◆ **TO DO**:
1 > Translate this sentence from the biographical profiles of Birch and Burnham into Spanish: "She formerly worked as an intern at NASA’s Ames Research Center in Silicon Valley, California."
2 > Repeat the part of the biographical profiles of Birch and Burnham from "Deniz Burnham, 36" up to and including "Silicon Valley, California.", keeping every word and punctuation mark unchanged.
3 > Pick up the biographical profiles of Birch and Burnham after their last sentence and keep writing.

◆ **PAGE EXCERPT**:
------------------------------------

Birch, an Arizona native, earned a bachelor’s degree in mathematics as well as biochemistry and molecular biophysics from the University of Arizona. Birch taught bioengineering at the University of California, Riverside, after earning a doctorate in biological engineering from MIT. Birch was also a decorated member of the U.S. National Track Cycling team.

Deniz Burnham, 36

Serving as a lieutenant in the U.S. Navy Reserves, Burnham hails from Wasilla, Alaska. Burnham earned a bachelor’s degree in chemical engineering from the University of California, San Diego, and a master’s degree in mechanical engineering from the University of Southern California. She formerly worked as an intern at NASA’s Ames Research Center in Silicon Valley, California.

------------------------------------

[Document layout analysis data]
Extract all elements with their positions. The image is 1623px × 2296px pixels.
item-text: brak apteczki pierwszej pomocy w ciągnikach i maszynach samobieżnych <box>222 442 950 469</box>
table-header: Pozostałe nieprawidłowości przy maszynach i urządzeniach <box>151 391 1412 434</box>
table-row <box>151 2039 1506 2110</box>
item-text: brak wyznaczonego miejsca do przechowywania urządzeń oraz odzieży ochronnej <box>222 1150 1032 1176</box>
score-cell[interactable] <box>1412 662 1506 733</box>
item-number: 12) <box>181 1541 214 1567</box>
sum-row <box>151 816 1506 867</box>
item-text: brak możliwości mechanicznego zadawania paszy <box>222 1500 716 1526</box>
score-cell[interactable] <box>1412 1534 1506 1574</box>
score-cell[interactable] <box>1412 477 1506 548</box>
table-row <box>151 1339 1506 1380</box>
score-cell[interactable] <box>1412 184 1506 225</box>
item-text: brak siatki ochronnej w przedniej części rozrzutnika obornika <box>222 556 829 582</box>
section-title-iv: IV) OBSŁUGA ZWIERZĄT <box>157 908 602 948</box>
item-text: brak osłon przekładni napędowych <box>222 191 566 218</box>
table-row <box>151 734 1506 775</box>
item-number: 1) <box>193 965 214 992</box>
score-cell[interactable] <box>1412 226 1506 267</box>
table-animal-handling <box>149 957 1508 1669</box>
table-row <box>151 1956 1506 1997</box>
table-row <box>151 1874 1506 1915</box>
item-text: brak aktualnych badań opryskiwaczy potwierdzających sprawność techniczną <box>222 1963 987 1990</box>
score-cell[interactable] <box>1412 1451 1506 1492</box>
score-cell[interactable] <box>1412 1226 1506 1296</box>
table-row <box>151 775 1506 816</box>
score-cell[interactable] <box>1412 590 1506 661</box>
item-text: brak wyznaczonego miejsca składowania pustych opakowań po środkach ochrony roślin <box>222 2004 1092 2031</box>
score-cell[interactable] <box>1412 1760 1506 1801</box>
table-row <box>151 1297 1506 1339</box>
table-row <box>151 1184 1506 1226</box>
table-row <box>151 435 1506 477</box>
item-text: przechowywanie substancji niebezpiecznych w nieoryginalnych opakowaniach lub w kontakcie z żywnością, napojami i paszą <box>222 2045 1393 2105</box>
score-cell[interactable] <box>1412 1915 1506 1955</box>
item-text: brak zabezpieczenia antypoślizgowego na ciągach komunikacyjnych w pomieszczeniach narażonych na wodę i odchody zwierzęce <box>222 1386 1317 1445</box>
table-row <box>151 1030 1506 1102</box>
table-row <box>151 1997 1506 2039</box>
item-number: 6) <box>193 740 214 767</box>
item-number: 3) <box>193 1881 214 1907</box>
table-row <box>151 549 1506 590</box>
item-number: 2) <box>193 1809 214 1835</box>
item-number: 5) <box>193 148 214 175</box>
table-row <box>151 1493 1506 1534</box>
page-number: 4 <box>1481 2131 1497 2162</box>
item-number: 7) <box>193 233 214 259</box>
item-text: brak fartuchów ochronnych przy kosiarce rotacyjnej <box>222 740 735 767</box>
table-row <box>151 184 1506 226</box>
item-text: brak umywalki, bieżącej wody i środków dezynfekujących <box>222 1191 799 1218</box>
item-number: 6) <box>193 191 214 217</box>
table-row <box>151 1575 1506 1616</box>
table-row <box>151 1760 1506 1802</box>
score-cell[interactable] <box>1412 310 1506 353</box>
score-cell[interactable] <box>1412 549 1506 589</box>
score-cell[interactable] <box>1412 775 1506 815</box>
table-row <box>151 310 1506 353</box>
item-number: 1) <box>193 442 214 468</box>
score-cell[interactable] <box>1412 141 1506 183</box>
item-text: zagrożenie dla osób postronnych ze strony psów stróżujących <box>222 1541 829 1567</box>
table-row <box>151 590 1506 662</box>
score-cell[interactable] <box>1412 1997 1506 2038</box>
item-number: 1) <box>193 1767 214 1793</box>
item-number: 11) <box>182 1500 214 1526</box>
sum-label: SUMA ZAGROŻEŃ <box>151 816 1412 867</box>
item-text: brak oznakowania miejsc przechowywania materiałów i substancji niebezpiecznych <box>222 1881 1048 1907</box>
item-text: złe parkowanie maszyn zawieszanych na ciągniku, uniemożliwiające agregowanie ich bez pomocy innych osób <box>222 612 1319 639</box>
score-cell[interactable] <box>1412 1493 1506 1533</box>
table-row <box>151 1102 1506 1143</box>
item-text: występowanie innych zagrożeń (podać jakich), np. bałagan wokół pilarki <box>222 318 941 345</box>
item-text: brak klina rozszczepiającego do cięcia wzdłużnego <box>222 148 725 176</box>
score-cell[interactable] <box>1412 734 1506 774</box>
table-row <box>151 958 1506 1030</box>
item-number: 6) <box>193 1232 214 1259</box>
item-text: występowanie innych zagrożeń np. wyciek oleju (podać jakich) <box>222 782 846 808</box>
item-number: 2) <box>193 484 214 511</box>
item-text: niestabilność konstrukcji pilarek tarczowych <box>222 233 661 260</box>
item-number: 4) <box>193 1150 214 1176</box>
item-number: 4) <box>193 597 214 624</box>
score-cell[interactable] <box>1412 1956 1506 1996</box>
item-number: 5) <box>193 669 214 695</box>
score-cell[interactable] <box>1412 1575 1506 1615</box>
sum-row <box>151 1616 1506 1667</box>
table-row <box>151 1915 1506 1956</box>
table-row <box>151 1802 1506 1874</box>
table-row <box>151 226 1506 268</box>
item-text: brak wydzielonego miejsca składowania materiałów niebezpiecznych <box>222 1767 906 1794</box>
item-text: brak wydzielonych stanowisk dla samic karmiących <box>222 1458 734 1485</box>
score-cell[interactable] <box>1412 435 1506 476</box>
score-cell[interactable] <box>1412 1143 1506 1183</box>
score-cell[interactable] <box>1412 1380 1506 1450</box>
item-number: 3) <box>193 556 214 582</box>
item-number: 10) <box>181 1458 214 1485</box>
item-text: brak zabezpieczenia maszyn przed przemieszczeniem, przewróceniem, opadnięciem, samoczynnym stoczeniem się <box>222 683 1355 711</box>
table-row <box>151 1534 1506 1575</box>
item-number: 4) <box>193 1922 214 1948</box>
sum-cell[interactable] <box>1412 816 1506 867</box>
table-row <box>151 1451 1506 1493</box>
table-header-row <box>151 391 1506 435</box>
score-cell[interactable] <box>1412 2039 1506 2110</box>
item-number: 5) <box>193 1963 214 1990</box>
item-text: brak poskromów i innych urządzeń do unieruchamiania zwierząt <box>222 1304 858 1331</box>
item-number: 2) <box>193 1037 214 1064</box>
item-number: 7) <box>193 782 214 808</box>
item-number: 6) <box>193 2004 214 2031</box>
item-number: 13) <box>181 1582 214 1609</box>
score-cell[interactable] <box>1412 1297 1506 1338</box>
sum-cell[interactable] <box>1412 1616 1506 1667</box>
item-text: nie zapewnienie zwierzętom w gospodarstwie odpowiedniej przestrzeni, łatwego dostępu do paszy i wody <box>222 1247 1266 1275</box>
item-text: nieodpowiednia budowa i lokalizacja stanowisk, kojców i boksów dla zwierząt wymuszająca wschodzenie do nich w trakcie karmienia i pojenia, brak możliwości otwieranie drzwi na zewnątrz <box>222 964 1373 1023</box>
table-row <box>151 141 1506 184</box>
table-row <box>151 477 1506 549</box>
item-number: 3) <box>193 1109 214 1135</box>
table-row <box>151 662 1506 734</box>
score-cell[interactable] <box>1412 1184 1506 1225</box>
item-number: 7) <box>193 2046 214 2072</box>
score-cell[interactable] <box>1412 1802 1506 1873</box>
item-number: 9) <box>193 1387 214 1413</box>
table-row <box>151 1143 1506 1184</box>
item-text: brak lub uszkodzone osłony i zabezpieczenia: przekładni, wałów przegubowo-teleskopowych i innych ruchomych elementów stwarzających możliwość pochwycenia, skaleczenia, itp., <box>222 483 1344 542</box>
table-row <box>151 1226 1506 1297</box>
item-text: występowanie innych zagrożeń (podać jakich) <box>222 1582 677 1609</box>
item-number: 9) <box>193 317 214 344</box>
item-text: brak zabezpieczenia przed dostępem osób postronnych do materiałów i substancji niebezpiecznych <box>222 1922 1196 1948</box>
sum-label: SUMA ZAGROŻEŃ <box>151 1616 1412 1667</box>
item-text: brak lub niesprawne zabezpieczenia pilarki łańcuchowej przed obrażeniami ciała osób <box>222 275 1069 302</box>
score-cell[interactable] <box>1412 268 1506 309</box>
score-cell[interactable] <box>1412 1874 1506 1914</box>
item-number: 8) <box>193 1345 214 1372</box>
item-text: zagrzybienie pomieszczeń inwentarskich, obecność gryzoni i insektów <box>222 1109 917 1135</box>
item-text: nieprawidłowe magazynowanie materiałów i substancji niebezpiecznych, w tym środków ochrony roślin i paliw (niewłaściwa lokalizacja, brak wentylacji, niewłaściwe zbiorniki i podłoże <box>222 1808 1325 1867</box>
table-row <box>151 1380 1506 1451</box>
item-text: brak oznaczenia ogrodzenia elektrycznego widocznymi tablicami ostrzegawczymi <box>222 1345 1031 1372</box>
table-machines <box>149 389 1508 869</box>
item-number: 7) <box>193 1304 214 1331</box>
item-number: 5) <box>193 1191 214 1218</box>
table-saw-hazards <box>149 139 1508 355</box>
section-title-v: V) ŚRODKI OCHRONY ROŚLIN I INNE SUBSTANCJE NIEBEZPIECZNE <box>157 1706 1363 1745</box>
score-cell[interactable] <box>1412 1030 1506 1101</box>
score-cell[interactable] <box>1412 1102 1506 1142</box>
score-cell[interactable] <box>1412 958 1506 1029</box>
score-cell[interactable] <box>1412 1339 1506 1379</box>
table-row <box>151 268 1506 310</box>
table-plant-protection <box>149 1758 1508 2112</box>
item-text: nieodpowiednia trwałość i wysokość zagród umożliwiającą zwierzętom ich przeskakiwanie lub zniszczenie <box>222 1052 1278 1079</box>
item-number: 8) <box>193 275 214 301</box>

------------------------------------

◆ **ANSWERS TO THE EXERCISES**:
1 > Anteriormente trabajó como pasante en el Centro de Investigación Ames de la NASA, en Silicon Valley, California.

2 >
Deniz Burnham, 36

Serving as a lieutenant in the U.S. Navy Reserves, Burnham hails from Wasilla, Alaska. Burnham earned a bachelor’s degree in chemical engineering from the University of California, San Diego, and a master’s degree in mechanical engineering from the University of Southern California. She formerly worked as an intern at NASA’s Ames Research Center in Silicon Valley, California.

3 >
Luke Delaney, 42

A retired major in the U.S. Marine Corps, Delaney grew up in Debary, Florida, where he earned a degree in mechanical engineering from the University of North Florida. Later, Delaney earned a master’s degree in aerospace engineering from the Naval Postgraduate School. Delaney flew multiple combat missions in support of Operation Enduring Freedom and also served as a test pilot instructor. Recently, Delaney worked as a research pilot at NASA’s Langley Research Center in Hampton, Virginia.

Andre Douglas, 35

Douglas, a Virginia native, earned a bachelor’s degree in mechanical engineering from the U.S. Coast Guard Academy and a master’s degree in mechanical engineering from the University of Michigan. Douglas holds additional postgraduate degrees in electrical and computer engineering, and systems engineering. He served in the U.S. Coast Guard in multiple roles. Recently, Douglas was a senior staff member at the John Hopkins University Applied Physics Lab.

Jack Hathaway, 39

Commander Hathaway served in the U.S. Navy and is a Connecticut native. He earned bachelor’s degrees in physics and history from the U.S. Naval Academy, furthering his education at the U.S. Naval War College and at Cranfield University in England, where he earned master’s degrees in national security and strategic studies, and flight dynamics, respectively. Hathaway has flown with multiple Navy Strike Fighter squadrons and has over 2,500 flight hours in 30 different types of aircraft.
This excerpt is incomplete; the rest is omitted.